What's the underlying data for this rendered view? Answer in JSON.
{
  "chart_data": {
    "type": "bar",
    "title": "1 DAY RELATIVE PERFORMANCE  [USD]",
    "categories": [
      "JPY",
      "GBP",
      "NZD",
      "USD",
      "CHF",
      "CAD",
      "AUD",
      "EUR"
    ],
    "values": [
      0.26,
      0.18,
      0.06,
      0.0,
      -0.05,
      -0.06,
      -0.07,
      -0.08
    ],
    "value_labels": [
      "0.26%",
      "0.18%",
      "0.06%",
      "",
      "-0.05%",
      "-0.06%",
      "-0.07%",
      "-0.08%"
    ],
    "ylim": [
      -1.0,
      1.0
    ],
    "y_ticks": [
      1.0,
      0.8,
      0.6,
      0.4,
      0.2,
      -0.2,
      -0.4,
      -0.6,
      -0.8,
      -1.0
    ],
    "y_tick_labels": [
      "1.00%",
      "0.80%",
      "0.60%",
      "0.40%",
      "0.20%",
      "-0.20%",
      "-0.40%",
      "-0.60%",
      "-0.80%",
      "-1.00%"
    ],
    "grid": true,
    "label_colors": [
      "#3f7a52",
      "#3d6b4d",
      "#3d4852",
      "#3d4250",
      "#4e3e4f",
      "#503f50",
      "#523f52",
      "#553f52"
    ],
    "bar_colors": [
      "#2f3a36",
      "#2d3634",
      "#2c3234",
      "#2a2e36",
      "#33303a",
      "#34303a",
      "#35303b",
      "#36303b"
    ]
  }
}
* * *
Aim: Give an exact repetition of all the material.

Written reply:
What's the underlying data for this rendered view? Answer in JSON.
{
  "chart_data": {
    "type": "bar",
    "title": "1 DAY RELATIVE PERFORMANCE  [USD]",
    "categories": [
      "JPY",
      "GBP",
      "NZD",
      "USD",
      "CHF",
      "CAD",
      "AUD",
      "EUR"
    ],
    "values": [
      0.26,
      0.18,
      0.06,
      0.0,
      -0.05,
      -0.06,
      -0.07,
      -0.08
    ],
    "value_labels": [
      "0.26%",
      "0.18%",
      "0.06%",
      "",
      "-0.05%",
      "-0.06%",
      "-0.07%",
      "-0.08%"
    ],
    "ylim": [
      -1.0,
      1.0
    ],
    "y_ticks": [
      1.0,
      0.8,
      0.6,
      0.4,
      0.2,
      -0.2,
      -0.4,
      -0.6,
      -0.8,
      -1.0
    ],
    "y_tick_labels": [
      "1.00%",
      "0.80%",
      "0.60%",
      "0.40%",
      "0.20%",
      "-0.20%",
      "-0.40%",
      "-0.60%",
      "-0.80%",
      "-1.00%"
    ],
    "grid": true,
    "label_colors": [
      "#3f7a52",
      "#3d6b4d",
      "#3d4852",
      "#3d4250",
      "#4e3e4f",
      "#503f50",
      "#523f52",
      "#553f52"
    ],
    "bar_colors": [
      "#2f3a36",
      "#2d3634",
      "#2c3234",
      "#2a2e36",
      "#33303a",
      "#34303a",
      "#35303b",
      "#36303b"
    ]
  }
}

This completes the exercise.